Go through the records and extract every line with the word "icon".

•••••

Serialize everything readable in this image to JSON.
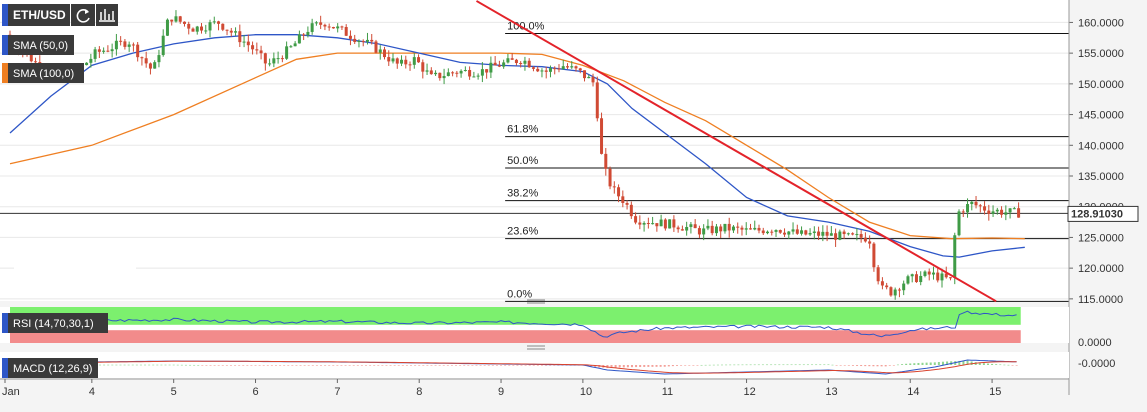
{
  "symbol": "ETH/USD",
  "toolbar": {
    "refresh_icon": "refresh-icon",
    "chart_icon": "bar-chart-icon"
  },
  "indicators": {
    "sma50": {
      "label": "SMA (50,0)",
      "color": "#2e56c7"
    },
    "sma100": {
      "label": "SMA (100,0)",
      "color": "#ef7f22"
    },
    "rsi": {
      "label": "RSI (14,70,30,1)",
      "color": "#2e56c7",
      "overbought_color": "#7cf06e",
      "oversold_color": "#f28b8b"
    },
    "macd": {
      "label": "MACD (12,26,9)",
      "line_color": "#2e56c7",
      "signal_color": "#d9432e"
    }
  },
  "colors": {
    "bull": "#3f9b46",
    "bear": "#d04a34",
    "trendline": "#e3232a"
  },
  "current_price": "128.91030",
  "rsi_axis_label": "0.0000",
  "macd_axis_label": "-0.0000",
  "chart_data": {
    "type": "candlestick",
    "y_range": [
      114,
      163
    ],
    "y_ticks": [
      "160.0000",
      "155.0000",
      "150.0000",
      "145.0000",
      "140.0000",
      "135.0000",
      "130.0000",
      "125.0000",
      "120.0000",
      "115.0000"
    ],
    "y_tick_values": [
      160,
      155,
      150,
      145,
      140,
      135,
      130,
      125,
      120,
      115
    ],
    "x_labels": [
      "Jan",
      "4",
      "5",
      "6",
      "7",
      "8",
      "9",
      "10",
      "11",
      "12",
      "13",
      "14",
      "15"
    ],
    "x_label_days": [
      3,
      4,
      5,
      6,
      7,
      8,
      9,
      10,
      11,
      12,
      13,
      14,
      15
    ],
    "x_range_days": [
      3,
      15.5
    ],
    "fib_levels": [
      {
        "label": "100.0%",
        "price": 158.2
      },
      {
        "label": "61.8%",
        "price": 141.4
      },
      {
        "label": "50.0%",
        "price": 136.3
      },
      {
        "label": "38.2%",
        "price": 131.0
      },
      {
        "label": "23.6%",
        "price": 124.8
      },
      {
        "label": "0.0%",
        "price": 114.6
      }
    ],
    "trendline": {
      "from": {
        "day": 8.7,
        "price": 163.5
      },
      "to": {
        "day": 15.05,
        "price": 114.6
      }
    },
    "sma50_points": [
      [
        3,
        142
      ],
      [
        3.5,
        148
      ],
      [
        4,
        153
      ],
      [
        4.5,
        155
      ],
      [
        5,
        156.5
      ],
      [
        5.5,
        157.5
      ],
      [
        6,
        158
      ],
      [
        6.5,
        158
      ],
      [
        7,
        157.5
      ],
      [
        7.5,
        156.5
      ],
      [
        8,
        155
      ],
      [
        8.5,
        153.5
      ],
      [
        9,
        153
      ],
      [
        9.5,
        152.8
      ],
      [
        10,
        152
      ],
      [
        10.3,
        150
      ],
      [
        10.6,
        146
      ],
      [
        11,
        142
      ],
      [
        11.5,
        137
      ],
      [
        12,
        131.5
      ],
      [
        12.5,
        128.5
      ],
      [
        13,
        127.5
      ],
      [
        13.5,
        126
      ],
      [
        14,
        123.5
      ],
      [
        14.4,
        122
      ],
      [
        14.6,
        121.8
      ],
      [
        15,
        122.8
      ],
      [
        15.4,
        123.4
      ]
    ],
    "sma100_points": [
      [
        3,
        137
      ],
      [
        4,
        140
      ],
      [
        5,
        145
      ],
      [
        6,
        151
      ],
      [
        6.5,
        154
      ],
      [
        7,
        155
      ],
      [
        8,
        155
      ],
      [
        9,
        155
      ],
      [
        9.5,
        154.8
      ],
      [
        10,
        153
      ],
      [
        10.5,
        150.5
      ],
      [
        11,
        147
      ],
      [
        11.5,
        144
      ],
      [
        12,
        140
      ],
      [
        12.5,
        136
      ],
      [
        13,
        131.5
      ],
      [
        13.5,
        127.5
      ],
      [
        14,
        125.3
      ],
      [
        14.5,
        124.8
      ],
      [
        15,
        124.9
      ],
      [
        15.4,
        124.8
      ]
    ],
    "candle_anchors": [
      [
        3,
        158
      ],
      [
        3.4,
        153
      ],
      [
        3.8,
        151
      ],
      [
        4.1,
        155
      ],
      [
        4.5,
        157
      ],
      [
        4.8,
        152
      ],
      [
        5,
        161
      ],
      [
        5.3,
        159
      ],
      [
        5.6,
        160
      ],
      [
        6,
        156
      ],
      [
        6.2,
        153
      ],
      [
        6.5,
        156
      ],
      [
        6.7,
        159
      ],
      [
        6.9,
        160
      ],
      [
        7.2,
        158
      ],
      [
        7.5,
        156
      ],
      [
        7.8,
        153
      ],
      [
        8,
        154
      ],
      [
        8.2,
        151
      ],
      [
        8.5,
        152
      ],
      [
        8.8,
        152
      ],
      [
        9,
        153
      ],
      [
        9.3,
        154
      ],
      [
        9.6,
        152
      ],
      [
        9.8,
        153
      ],
      [
        10,
        152
      ],
      [
        10.2,
        150
      ],
      [
        10.25,
        140
      ],
      [
        10.4,
        133
      ],
      [
        10.55,
        131
      ],
      [
        10.7,
        128
      ],
      [
        10.9,
        127.5
      ],
      [
        11.2,
        127
      ],
      [
        11.5,
        126
      ],
      [
        11.8,
        126.5
      ],
      [
        12.1,
        126
      ],
      [
        12.4,
        126.5
      ],
      [
        12.7,
        125.5
      ],
      [
        13,
        125.5
      ],
      [
        13.3,
        125
      ],
      [
        13.55,
        125
      ],
      [
        13.65,
        118
      ],
      [
        13.8,
        116
      ],
      [
        14,
        118
      ],
      [
        14.3,
        119
      ],
      [
        14.55,
        118
      ],
      [
        14.62,
        129
      ],
      [
        14.8,
        130.5
      ],
      [
        15,
        129.5
      ],
      [
        15.3,
        129
      ]
    ],
    "rsi_range": [
      0,
      100
    ],
    "rsi_bands": {
      "overbought": 70,
      "oversold": 30
    },
    "rsi_anchors": [
      [
        3,
        60
      ],
      [
        4,
        62
      ],
      [
        5,
        65
      ],
      [
        6,
        58
      ],
      [
        7,
        60
      ],
      [
        8,
        55
      ],
      [
        9,
        58
      ],
      [
        10,
        52
      ],
      [
        10.25,
        18
      ],
      [
        10.5,
        30
      ],
      [
        11,
        42
      ],
      [
        12,
        46
      ],
      [
        13,
        44
      ],
      [
        13.65,
        18
      ],
      [
        14,
        36
      ],
      [
        14.55,
        45
      ],
      [
        14.62,
        88
      ],
      [
        15,
        80
      ],
      [
        15.35,
        76
      ]
    ],
    "macd_anchors": [
      [
        3,
        0.2
      ],
      [
        5,
        0.4
      ],
      [
        7,
        0.3
      ],
      [
        9,
        0.1
      ],
      [
        10,
        0
      ],
      [
        10.3,
        -0.5
      ],
      [
        11,
        -0.9
      ],
      [
        12,
        -0.7
      ],
      [
        13,
        -0.5
      ],
      [
        13.7,
        -0.9
      ],
      [
        14.3,
        -0.2
      ],
      [
        14.7,
        0.5
      ],
      [
        15.35,
        0.3
      ]
    ]
  }
}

•••••

Result of this exercise -
    "refresh_icon": "refresh-icon",
    "chart_icon": "bar-chart-icon"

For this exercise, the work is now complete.